» DIRECTION: Which lines below hold the word "pour"? Report each one.

___ RECORDS SHOWN ___

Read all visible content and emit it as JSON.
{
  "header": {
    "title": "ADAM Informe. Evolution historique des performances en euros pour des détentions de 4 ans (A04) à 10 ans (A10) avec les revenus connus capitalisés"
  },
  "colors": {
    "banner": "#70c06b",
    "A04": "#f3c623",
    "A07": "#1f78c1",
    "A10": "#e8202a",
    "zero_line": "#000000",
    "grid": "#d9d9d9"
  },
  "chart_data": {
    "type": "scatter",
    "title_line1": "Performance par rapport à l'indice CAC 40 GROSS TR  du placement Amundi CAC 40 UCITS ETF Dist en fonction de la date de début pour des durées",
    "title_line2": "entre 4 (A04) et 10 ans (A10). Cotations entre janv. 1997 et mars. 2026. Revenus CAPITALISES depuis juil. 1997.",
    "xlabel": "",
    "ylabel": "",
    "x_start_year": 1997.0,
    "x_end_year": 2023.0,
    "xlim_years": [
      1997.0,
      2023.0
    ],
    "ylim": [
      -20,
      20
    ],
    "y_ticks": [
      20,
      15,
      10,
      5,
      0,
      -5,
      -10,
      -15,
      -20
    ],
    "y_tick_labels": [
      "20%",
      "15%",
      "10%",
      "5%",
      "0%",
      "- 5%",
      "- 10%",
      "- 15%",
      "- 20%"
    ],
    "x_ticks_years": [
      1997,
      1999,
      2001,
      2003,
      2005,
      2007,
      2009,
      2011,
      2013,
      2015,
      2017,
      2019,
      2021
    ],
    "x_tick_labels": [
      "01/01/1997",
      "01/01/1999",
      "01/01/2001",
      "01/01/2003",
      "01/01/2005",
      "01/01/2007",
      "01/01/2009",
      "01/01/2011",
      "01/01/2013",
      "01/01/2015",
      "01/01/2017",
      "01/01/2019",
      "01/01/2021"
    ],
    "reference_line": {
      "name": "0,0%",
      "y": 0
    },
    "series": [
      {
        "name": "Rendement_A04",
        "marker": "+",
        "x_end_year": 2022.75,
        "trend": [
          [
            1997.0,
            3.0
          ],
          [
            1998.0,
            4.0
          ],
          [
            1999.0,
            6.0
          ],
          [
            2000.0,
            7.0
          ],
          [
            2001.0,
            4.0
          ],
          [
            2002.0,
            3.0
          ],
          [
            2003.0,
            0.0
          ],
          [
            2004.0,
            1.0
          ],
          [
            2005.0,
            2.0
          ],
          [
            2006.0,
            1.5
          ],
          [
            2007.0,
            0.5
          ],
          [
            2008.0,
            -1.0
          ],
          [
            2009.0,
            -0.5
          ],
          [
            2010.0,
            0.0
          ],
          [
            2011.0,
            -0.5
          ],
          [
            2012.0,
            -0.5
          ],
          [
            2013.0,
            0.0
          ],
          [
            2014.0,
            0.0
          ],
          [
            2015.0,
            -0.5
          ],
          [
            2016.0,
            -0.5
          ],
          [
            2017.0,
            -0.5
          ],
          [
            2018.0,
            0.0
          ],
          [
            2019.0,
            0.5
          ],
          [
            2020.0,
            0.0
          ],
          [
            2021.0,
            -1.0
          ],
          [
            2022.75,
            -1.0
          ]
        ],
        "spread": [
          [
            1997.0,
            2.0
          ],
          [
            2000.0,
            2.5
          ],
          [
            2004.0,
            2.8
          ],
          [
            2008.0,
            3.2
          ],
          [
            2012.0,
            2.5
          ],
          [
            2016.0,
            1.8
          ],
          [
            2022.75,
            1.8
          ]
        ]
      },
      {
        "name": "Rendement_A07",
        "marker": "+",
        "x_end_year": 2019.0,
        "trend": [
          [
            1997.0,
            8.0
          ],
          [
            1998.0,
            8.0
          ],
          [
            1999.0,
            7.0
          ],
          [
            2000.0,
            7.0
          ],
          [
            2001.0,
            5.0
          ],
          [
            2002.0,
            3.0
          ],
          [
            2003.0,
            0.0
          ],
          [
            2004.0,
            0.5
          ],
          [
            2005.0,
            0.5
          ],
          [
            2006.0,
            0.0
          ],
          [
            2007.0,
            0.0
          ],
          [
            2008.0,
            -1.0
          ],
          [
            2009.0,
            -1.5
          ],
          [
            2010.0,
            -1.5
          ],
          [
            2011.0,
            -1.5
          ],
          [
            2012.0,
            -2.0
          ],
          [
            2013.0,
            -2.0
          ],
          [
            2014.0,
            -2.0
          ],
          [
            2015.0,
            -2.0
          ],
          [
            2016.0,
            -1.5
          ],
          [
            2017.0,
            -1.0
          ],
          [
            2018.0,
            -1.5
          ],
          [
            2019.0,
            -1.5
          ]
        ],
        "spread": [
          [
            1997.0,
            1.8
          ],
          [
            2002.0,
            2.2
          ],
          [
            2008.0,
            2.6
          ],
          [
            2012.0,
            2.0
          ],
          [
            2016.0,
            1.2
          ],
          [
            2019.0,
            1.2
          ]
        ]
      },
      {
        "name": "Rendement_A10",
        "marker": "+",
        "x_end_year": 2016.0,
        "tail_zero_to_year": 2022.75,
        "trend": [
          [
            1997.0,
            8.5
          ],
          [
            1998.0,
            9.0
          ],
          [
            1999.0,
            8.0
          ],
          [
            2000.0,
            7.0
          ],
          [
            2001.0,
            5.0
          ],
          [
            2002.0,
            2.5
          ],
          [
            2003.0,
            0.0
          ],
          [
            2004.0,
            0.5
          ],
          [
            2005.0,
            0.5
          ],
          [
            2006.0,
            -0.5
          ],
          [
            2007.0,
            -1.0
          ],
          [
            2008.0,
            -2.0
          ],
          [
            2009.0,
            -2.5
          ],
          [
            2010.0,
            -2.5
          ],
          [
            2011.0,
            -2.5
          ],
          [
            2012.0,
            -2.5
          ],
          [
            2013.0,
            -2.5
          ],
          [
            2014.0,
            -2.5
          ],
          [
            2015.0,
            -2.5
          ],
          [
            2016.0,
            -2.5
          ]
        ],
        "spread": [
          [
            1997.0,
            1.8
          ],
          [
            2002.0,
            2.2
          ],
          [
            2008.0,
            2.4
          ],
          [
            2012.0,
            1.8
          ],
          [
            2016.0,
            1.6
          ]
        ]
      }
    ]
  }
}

___

» TASK SOLUTION:
    "title": "ADAM Informe. Evolution historique des performances en euros pour des détentions de 4 ans (A04) à 10 ans (A10) avec les revenus connus capitalisés"
    "title_line1": "Performance par rapport à l'indice CAC 40 GROSS TR  du placement Amundi CAC 40 UCITS ETF Dist en fonction de la date de début pour des durées",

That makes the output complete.